# DIRECTIONS
Keep only the lines of the listing that include the word "your", and copy them.

# EXTRACTED ENTRIES

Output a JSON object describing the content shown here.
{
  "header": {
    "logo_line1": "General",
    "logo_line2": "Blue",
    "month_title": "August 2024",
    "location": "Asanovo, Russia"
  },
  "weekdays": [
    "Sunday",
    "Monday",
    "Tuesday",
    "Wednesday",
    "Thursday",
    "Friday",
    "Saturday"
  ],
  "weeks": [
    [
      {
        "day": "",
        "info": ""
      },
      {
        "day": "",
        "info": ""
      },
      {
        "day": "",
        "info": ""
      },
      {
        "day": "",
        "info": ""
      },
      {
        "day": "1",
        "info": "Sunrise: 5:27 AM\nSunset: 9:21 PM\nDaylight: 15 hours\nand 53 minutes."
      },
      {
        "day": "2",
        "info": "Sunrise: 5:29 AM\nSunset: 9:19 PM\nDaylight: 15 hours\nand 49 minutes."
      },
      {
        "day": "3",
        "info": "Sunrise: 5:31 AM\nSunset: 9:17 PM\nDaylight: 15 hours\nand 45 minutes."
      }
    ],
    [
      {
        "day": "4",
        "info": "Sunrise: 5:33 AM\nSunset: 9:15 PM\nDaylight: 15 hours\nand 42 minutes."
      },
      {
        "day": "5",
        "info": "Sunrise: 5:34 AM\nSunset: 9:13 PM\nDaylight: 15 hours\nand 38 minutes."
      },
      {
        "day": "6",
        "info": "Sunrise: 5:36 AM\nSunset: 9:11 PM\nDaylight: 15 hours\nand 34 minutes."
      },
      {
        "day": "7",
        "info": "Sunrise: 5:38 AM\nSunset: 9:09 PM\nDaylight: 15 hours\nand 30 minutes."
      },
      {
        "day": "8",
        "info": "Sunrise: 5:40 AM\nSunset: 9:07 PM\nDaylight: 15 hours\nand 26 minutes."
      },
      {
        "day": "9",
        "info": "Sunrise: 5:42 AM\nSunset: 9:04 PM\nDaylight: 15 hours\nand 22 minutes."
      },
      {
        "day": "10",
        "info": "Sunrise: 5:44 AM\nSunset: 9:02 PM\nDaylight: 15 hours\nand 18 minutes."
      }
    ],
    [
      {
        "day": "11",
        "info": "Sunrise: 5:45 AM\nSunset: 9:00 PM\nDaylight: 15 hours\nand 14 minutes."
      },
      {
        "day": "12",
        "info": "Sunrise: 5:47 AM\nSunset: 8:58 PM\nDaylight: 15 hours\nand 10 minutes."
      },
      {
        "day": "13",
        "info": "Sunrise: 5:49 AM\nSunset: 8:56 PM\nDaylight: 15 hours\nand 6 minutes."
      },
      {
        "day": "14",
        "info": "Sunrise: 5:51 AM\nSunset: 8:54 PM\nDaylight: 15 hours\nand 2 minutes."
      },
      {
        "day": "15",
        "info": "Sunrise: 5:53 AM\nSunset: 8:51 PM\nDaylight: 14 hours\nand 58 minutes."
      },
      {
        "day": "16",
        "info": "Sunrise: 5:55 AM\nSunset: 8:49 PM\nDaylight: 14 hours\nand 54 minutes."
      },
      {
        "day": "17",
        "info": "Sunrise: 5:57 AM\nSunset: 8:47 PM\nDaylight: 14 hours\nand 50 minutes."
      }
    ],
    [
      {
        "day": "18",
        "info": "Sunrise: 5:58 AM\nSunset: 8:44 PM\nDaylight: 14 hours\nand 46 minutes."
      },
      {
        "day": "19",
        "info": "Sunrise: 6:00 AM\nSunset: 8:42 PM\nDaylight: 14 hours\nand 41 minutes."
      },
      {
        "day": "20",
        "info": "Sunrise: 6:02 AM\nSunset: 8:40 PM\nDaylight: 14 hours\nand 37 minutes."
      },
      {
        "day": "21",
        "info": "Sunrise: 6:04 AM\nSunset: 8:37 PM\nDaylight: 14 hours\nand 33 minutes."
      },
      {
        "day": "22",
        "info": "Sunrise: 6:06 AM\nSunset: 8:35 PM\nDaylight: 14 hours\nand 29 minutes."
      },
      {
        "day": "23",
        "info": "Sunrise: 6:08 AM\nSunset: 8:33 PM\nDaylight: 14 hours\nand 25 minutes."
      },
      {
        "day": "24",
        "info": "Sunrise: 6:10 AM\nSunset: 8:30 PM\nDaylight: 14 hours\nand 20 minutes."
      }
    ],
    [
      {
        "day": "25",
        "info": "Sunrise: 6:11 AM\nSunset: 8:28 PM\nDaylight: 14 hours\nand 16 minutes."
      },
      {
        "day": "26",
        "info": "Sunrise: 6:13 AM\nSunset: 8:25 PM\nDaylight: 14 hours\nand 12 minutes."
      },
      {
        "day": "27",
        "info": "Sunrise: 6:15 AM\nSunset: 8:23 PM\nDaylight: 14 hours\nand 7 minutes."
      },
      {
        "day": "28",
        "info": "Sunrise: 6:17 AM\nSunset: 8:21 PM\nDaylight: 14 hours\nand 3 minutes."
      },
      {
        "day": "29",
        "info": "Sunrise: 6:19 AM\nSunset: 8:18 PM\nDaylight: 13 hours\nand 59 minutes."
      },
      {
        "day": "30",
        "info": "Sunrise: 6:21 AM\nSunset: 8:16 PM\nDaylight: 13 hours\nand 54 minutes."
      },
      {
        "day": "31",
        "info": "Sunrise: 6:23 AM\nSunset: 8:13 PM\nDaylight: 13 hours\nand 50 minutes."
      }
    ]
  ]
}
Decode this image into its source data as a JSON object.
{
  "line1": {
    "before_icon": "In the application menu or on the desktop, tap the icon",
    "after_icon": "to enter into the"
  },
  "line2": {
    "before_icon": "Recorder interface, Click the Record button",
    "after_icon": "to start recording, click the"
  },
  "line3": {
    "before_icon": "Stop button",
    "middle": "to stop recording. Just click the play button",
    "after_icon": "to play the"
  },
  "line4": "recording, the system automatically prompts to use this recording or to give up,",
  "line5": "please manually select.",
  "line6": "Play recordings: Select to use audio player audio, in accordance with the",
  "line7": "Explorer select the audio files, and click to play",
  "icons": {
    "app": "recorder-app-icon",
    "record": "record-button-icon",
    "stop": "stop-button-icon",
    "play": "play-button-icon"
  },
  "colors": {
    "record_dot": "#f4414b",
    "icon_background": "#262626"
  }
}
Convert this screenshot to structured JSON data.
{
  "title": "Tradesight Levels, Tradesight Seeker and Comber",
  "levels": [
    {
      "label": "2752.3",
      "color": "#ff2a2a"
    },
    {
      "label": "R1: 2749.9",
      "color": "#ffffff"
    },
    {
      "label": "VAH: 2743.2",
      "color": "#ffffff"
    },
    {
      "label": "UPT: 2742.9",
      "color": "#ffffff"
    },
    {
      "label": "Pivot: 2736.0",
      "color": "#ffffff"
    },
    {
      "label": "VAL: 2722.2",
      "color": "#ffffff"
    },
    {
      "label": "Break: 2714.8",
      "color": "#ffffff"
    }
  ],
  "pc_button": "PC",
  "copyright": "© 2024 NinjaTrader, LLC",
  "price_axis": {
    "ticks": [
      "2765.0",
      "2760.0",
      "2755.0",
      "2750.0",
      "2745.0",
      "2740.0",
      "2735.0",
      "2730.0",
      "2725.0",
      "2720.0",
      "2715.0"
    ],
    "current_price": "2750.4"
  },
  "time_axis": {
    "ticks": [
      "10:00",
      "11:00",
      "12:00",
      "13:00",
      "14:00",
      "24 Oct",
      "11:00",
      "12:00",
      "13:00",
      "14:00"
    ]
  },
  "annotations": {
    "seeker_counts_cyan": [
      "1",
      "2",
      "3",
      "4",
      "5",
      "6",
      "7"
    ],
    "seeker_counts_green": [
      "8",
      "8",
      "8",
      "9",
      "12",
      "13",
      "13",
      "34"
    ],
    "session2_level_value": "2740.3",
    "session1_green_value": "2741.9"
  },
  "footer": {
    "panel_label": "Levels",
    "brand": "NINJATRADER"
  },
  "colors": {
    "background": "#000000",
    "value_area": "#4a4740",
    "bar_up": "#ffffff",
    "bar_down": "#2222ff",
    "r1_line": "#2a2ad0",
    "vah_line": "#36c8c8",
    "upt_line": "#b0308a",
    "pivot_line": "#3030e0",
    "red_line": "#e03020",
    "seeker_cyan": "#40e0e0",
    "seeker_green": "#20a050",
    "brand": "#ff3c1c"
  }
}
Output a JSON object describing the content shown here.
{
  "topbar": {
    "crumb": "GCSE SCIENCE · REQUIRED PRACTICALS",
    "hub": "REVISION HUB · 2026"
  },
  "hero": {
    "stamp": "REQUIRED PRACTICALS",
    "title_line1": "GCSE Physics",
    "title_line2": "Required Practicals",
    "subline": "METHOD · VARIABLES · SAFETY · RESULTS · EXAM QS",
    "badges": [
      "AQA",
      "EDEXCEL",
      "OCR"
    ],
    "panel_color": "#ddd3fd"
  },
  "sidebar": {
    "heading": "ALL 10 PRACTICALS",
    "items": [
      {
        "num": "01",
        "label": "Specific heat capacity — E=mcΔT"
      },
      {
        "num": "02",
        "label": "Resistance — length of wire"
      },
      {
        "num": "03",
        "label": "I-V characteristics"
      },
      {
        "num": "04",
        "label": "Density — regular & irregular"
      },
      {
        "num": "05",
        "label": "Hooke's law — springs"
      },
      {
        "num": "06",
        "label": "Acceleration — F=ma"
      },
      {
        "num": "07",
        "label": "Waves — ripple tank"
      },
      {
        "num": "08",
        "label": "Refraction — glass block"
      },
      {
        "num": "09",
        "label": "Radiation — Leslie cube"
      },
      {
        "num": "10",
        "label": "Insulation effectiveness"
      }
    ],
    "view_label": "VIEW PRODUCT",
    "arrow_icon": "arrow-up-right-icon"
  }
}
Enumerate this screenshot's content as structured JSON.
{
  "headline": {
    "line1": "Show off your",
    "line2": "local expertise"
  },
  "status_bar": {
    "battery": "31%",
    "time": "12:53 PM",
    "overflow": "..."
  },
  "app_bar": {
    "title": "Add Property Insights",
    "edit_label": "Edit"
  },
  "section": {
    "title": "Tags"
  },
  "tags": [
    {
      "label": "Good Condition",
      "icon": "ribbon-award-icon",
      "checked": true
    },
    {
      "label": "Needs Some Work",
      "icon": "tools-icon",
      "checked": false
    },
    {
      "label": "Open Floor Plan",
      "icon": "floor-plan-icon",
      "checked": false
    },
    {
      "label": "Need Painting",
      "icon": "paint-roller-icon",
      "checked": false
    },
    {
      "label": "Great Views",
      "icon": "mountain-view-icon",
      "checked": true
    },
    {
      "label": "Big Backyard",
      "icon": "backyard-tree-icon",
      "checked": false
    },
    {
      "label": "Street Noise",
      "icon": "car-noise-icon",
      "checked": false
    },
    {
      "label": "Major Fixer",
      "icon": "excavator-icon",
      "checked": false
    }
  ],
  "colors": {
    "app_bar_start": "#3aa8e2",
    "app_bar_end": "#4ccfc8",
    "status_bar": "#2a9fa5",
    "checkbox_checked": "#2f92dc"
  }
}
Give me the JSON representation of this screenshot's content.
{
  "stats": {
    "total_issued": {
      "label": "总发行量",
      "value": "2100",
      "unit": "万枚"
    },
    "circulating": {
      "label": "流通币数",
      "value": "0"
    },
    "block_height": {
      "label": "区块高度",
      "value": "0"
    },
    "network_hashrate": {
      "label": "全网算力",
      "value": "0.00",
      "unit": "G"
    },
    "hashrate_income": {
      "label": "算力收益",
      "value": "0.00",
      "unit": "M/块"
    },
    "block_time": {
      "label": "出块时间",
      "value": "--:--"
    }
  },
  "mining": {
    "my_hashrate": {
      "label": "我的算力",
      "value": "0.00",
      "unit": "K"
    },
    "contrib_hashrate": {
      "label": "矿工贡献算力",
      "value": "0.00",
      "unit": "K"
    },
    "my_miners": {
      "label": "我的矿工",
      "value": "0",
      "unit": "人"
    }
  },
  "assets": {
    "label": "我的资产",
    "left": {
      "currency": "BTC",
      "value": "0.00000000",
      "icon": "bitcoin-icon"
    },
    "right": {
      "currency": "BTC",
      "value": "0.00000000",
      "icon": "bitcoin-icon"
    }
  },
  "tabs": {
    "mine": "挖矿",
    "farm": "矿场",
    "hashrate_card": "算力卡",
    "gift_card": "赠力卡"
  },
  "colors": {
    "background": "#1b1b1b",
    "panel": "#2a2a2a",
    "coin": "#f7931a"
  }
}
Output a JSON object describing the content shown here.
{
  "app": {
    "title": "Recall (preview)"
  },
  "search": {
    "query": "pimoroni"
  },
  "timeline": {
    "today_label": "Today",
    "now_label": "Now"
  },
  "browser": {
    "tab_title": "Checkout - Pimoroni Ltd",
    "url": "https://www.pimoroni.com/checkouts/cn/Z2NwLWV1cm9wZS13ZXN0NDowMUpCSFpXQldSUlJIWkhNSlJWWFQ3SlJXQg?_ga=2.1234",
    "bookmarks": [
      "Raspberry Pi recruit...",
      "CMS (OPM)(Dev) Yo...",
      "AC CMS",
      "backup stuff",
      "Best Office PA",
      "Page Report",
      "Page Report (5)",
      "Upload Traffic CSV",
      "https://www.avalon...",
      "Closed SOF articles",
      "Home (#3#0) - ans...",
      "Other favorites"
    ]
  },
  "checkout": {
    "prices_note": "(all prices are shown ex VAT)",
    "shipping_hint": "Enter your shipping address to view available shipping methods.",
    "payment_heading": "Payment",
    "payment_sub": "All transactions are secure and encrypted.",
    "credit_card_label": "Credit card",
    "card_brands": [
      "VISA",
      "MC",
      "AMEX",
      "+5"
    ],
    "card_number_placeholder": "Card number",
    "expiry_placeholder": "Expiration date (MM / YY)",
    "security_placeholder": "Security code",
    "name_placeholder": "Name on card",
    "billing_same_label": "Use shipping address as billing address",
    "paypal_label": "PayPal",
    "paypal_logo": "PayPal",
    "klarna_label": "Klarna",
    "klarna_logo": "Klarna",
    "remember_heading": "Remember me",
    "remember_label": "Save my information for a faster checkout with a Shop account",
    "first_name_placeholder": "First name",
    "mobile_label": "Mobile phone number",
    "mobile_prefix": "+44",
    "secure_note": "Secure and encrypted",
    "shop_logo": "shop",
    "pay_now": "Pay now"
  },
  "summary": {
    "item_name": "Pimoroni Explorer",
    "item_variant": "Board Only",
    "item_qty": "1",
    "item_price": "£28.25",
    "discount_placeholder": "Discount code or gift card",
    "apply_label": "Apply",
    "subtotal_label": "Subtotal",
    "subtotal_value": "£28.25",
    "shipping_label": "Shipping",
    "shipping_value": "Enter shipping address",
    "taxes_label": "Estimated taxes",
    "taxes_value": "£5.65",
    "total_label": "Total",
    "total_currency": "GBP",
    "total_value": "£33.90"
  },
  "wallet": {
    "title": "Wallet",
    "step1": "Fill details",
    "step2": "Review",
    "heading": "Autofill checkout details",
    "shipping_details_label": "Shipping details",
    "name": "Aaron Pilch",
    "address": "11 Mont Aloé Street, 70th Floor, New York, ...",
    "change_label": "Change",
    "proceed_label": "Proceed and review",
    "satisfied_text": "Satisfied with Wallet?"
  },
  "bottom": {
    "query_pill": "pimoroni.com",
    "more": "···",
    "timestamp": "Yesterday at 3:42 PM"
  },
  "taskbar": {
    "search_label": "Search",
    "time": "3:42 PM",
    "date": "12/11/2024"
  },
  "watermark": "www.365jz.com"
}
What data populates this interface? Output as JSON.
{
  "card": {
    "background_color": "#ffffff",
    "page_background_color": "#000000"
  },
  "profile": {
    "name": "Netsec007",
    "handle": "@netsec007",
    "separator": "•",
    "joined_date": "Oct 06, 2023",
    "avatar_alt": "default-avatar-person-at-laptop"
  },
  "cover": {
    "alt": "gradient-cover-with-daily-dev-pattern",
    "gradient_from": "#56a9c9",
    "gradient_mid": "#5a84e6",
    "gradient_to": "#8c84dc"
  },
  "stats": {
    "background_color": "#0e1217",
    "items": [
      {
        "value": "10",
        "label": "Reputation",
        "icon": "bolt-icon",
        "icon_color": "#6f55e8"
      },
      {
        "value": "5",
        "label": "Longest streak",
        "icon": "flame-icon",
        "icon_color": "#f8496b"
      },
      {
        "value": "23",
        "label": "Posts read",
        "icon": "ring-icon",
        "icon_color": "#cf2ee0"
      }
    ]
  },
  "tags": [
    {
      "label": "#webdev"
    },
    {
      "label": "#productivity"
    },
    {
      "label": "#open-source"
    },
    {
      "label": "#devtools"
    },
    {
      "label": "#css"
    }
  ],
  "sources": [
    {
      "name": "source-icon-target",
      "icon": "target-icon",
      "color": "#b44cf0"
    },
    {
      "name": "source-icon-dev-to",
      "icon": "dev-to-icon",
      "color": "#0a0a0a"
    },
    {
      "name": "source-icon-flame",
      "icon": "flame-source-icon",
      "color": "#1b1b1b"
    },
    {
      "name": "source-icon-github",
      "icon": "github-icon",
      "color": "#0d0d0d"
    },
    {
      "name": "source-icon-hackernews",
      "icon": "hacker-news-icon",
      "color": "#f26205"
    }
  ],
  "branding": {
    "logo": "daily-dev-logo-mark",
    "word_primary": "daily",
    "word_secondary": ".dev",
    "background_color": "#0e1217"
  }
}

# EXPECTED ANSWER
    "line1": "Show off your",
    "shipping_hint": "Enter your shipping address to view available shipping methods.",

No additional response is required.